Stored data
┏━━

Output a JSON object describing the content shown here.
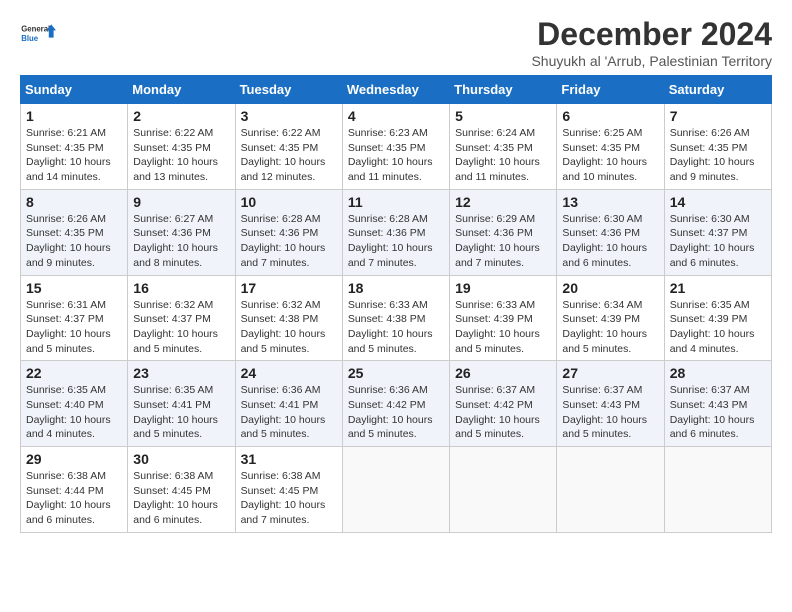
{
  "logo": {
    "line1": "General",
    "line2": "Blue"
  },
  "title": "December 2024",
  "location": "Shuyukh al 'Arrub, Palestinian Territory",
  "weekdays": [
    "Sunday",
    "Monday",
    "Tuesday",
    "Wednesday",
    "Thursday",
    "Friday",
    "Saturday"
  ],
  "weeks": [
    [
      {
        "day": "1",
        "info": "Sunrise: 6:21 AM\nSunset: 4:35 PM\nDaylight: 10 hours\nand 14 minutes."
      },
      {
        "day": "2",
        "info": "Sunrise: 6:22 AM\nSunset: 4:35 PM\nDaylight: 10 hours\nand 13 minutes."
      },
      {
        "day": "3",
        "info": "Sunrise: 6:22 AM\nSunset: 4:35 PM\nDaylight: 10 hours\nand 12 minutes."
      },
      {
        "day": "4",
        "info": "Sunrise: 6:23 AM\nSunset: 4:35 PM\nDaylight: 10 hours\nand 11 minutes."
      },
      {
        "day": "5",
        "info": "Sunrise: 6:24 AM\nSunset: 4:35 PM\nDaylight: 10 hours\nand 11 minutes."
      },
      {
        "day": "6",
        "info": "Sunrise: 6:25 AM\nSunset: 4:35 PM\nDaylight: 10 hours\nand 10 minutes."
      },
      {
        "day": "7",
        "info": "Sunrise: 6:26 AM\nSunset: 4:35 PM\nDaylight: 10 hours\nand 9 minutes."
      }
    ],
    [
      {
        "day": "8",
        "info": "Sunrise: 6:26 AM\nSunset: 4:35 PM\nDaylight: 10 hours\nand 9 minutes."
      },
      {
        "day": "9",
        "info": "Sunrise: 6:27 AM\nSunset: 4:36 PM\nDaylight: 10 hours\nand 8 minutes."
      },
      {
        "day": "10",
        "info": "Sunrise: 6:28 AM\nSunset: 4:36 PM\nDaylight: 10 hours\nand 7 minutes."
      },
      {
        "day": "11",
        "info": "Sunrise: 6:28 AM\nSunset: 4:36 PM\nDaylight: 10 hours\nand 7 minutes."
      },
      {
        "day": "12",
        "info": "Sunrise: 6:29 AM\nSunset: 4:36 PM\nDaylight: 10 hours\nand 7 minutes."
      },
      {
        "day": "13",
        "info": "Sunrise: 6:30 AM\nSunset: 4:36 PM\nDaylight: 10 hours\nand 6 minutes."
      },
      {
        "day": "14",
        "info": "Sunrise: 6:30 AM\nSunset: 4:37 PM\nDaylight: 10 hours\nand 6 minutes."
      }
    ],
    [
      {
        "day": "15",
        "info": "Sunrise: 6:31 AM\nSunset: 4:37 PM\nDaylight: 10 hours\nand 5 minutes."
      },
      {
        "day": "16",
        "info": "Sunrise: 6:32 AM\nSunset: 4:37 PM\nDaylight: 10 hours\nand 5 minutes."
      },
      {
        "day": "17",
        "info": "Sunrise: 6:32 AM\nSunset: 4:38 PM\nDaylight: 10 hours\nand 5 minutes."
      },
      {
        "day": "18",
        "info": "Sunrise: 6:33 AM\nSunset: 4:38 PM\nDaylight: 10 hours\nand 5 minutes."
      },
      {
        "day": "19",
        "info": "Sunrise: 6:33 AM\nSunset: 4:39 PM\nDaylight: 10 hours\nand 5 minutes."
      },
      {
        "day": "20",
        "info": "Sunrise: 6:34 AM\nSunset: 4:39 PM\nDaylight: 10 hours\nand 5 minutes."
      },
      {
        "day": "21",
        "info": "Sunrise: 6:35 AM\nSunset: 4:39 PM\nDaylight: 10 hours\nand 4 minutes."
      }
    ],
    [
      {
        "day": "22",
        "info": "Sunrise: 6:35 AM\nSunset: 4:40 PM\nDaylight: 10 hours\nand 4 minutes."
      },
      {
        "day": "23",
        "info": "Sunrise: 6:35 AM\nSunset: 4:41 PM\nDaylight: 10 hours\nand 5 minutes."
      },
      {
        "day": "24",
        "info": "Sunrise: 6:36 AM\nSunset: 4:41 PM\nDaylight: 10 hours\nand 5 minutes."
      },
      {
        "day": "25",
        "info": "Sunrise: 6:36 AM\nSunset: 4:42 PM\nDaylight: 10 hours\nand 5 minutes."
      },
      {
        "day": "26",
        "info": "Sunrise: 6:37 AM\nSunset: 4:42 PM\nDaylight: 10 hours\nand 5 minutes."
      },
      {
        "day": "27",
        "info": "Sunrise: 6:37 AM\nSunset: 4:43 PM\nDaylight: 10 hours\nand 5 minutes."
      },
      {
        "day": "28",
        "info": "Sunrise: 6:37 AM\nSunset: 4:43 PM\nDaylight: 10 hours\nand 6 minutes."
      }
    ],
    [
      {
        "day": "29",
        "info": "Sunrise: 6:38 AM\nSunset: 4:44 PM\nDaylight: 10 hours\nand 6 minutes."
      },
      {
        "day": "30",
        "info": "Sunrise: 6:38 AM\nSunset: 4:45 PM\nDaylight: 10 hours\nand 6 minutes."
      },
      {
        "day": "31",
        "info": "Sunrise: 6:38 AM\nSunset: 4:45 PM\nDaylight: 10 hours\nand 7 minutes."
      },
      null,
      null,
      null,
      null
    ]
  ]
}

┗━━

Reproduce every entry word for word, but skip any pictures.

SOLUTION TO THIS PROBLEM.
Output a JSON object describing the content shown here.
{
  "logo": {
    "line1": "General",
    "line2": "Blue"
  },
  "title": "December 2024",
  "location": "Shuyukh al 'Arrub, Palestinian Territory",
  "weekdays": [
    "Sunday",
    "Monday",
    "Tuesday",
    "Wednesday",
    "Thursday",
    "Friday",
    "Saturday"
  ],
  "weeks": [
    [
      {
        "day": "1",
        "info": "Sunrise: 6:21 AM\nSunset: 4:35 PM\nDaylight: 10 hours\nand 14 minutes."
      },
      {
        "day": "2",
        "info": "Sunrise: 6:22 AM\nSunset: 4:35 PM\nDaylight: 10 hours\nand 13 minutes."
      },
      {
        "day": "3",
        "info": "Sunrise: 6:22 AM\nSunset: 4:35 PM\nDaylight: 10 hours\nand 12 minutes."
      },
      {
        "day": "4",
        "info": "Sunrise: 6:23 AM\nSunset: 4:35 PM\nDaylight: 10 hours\nand 11 minutes."
      },
      {
        "day": "5",
        "info": "Sunrise: 6:24 AM\nSunset: 4:35 PM\nDaylight: 10 hours\nand 11 minutes."
      },
      {
        "day": "6",
        "info": "Sunrise: 6:25 AM\nSunset: 4:35 PM\nDaylight: 10 hours\nand 10 minutes."
      },
      {
        "day": "7",
        "info": "Sunrise: 6:26 AM\nSunset: 4:35 PM\nDaylight: 10 hours\nand 9 minutes."
      }
    ],
    [
      {
        "day": "8",
        "info": "Sunrise: 6:26 AM\nSunset: 4:35 PM\nDaylight: 10 hours\nand 9 minutes."
      },
      {
        "day": "9",
        "info": "Sunrise: 6:27 AM\nSunset: 4:36 PM\nDaylight: 10 hours\nand 8 minutes."
      },
      {
        "day": "10",
        "info": "Sunrise: 6:28 AM\nSunset: 4:36 PM\nDaylight: 10 hours\nand 7 minutes."
      },
      {
        "day": "11",
        "info": "Sunrise: 6:28 AM\nSunset: 4:36 PM\nDaylight: 10 hours\nand 7 minutes."
      },
      {
        "day": "12",
        "info": "Sunrise: 6:29 AM\nSunset: 4:36 PM\nDaylight: 10 hours\nand 7 minutes."
      },
      {
        "day": "13",
        "info": "Sunrise: 6:30 AM\nSunset: 4:36 PM\nDaylight: 10 hours\nand 6 minutes."
      },
      {
        "day": "14",
        "info": "Sunrise: 6:30 AM\nSunset: 4:37 PM\nDaylight: 10 hours\nand 6 minutes."
      }
    ],
    [
      {
        "day": "15",
        "info": "Sunrise: 6:31 AM\nSunset: 4:37 PM\nDaylight: 10 hours\nand 5 minutes."
      },
      {
        "day": "16",
        "info": "Sunrise: 6:32 AM\nSunset: 4:37 PM\nDaylight: 10 hours\nand 5 minutes."
      },
      {
        "day": "17",
        "info": "Sunrise: 6:32 AM\nSunset: 4:38 PM\nDaylight: 10 hours\nand 5 minutes."
      },
      {
        "day": "18",
        "info": "Sunrise: 6:33 AM\nSunset: 4:38 PM\nDaylight: 10 hours\nand 5 minutes."
      },
      {
        "day": "19",
        "info": "Sunrise: 6:33 AM\nSunset: 4:39 PM\nDaylight: 10 hours\nand 5 minutes."
      },
      {
        "day": "20",
        "info": "Sunrise: 6:34 AM\nSunset: 4:39 PM\nDaylight: 10 hours\nand 5 minutes."
      },
      {
        "day": "21",
        "info": "Sunrise: 6:35 AM\nSunset: 4:39 PM\nDaylight: 10 hours\nand 4 minutes."
      }
    ],
    [
      {
        "day": "22",
        "info": "Sunrise: 6:35 AM\nSunset: 4:40 PM\nDaylight: 10 hours\nand 4 minutes."
      },
      {
        "day": "23",
        "info": "Sunrise: 6:35 AM\nSunset: 4:41 PM\nDaylight: 10 hours\nand 5 minutes."
      },
      {
        "day": "24",
        "info": "Sunrise: 6:36 AM\nSunset: 4:41 PM\nDaylight: 10 hours\nand 5 minutes."
      },
      {
        "day": "25",
        "info": "Sunrise: 6:36 AM\nSunset: 4:42 PM\nDaylight: 10 hours\nand 5 minutes."
      },
      {
        "day": "26",
        "info": "Sunrise: 6:37 AM\nSunset: 4:42 PM\nDaylight: 10 hours\nand 5 minutes."
      },
      {
        "day": "27",
        "info": "Sunrise: 6:37 AM\nSunset: 4:43 PM\nDaylight: 10 hours\nand 5 minutes."
      },
      {
        "day": "28",
        "info": "Sunrise: 6:37 AM\nSunset: 4:43 PM\nDaylight: 10 hours\nand 6 minutes."
      }
    ],
    [
      {
        "day": "29",
        "info": "Sunrise: 6:38 AM\nSunset: 4:44 PM\nDaylight: 10 hours\nand 6 minutes."
      },
      {
        "day": "30",
        "info": "Sunrise: 6:38 AM\nSunset: 4:45 PM\nDaylight: 10 hours\nand 6 minutes."
      },
      {
        "day": "31",
        "info": "Sunrise: 6:38 AM\nSunset: 4:45 PM\nDaylight: 10 hours\nand 7 minutes."
      },
      null,
      null,
      null,
      null
    ]
  ]
}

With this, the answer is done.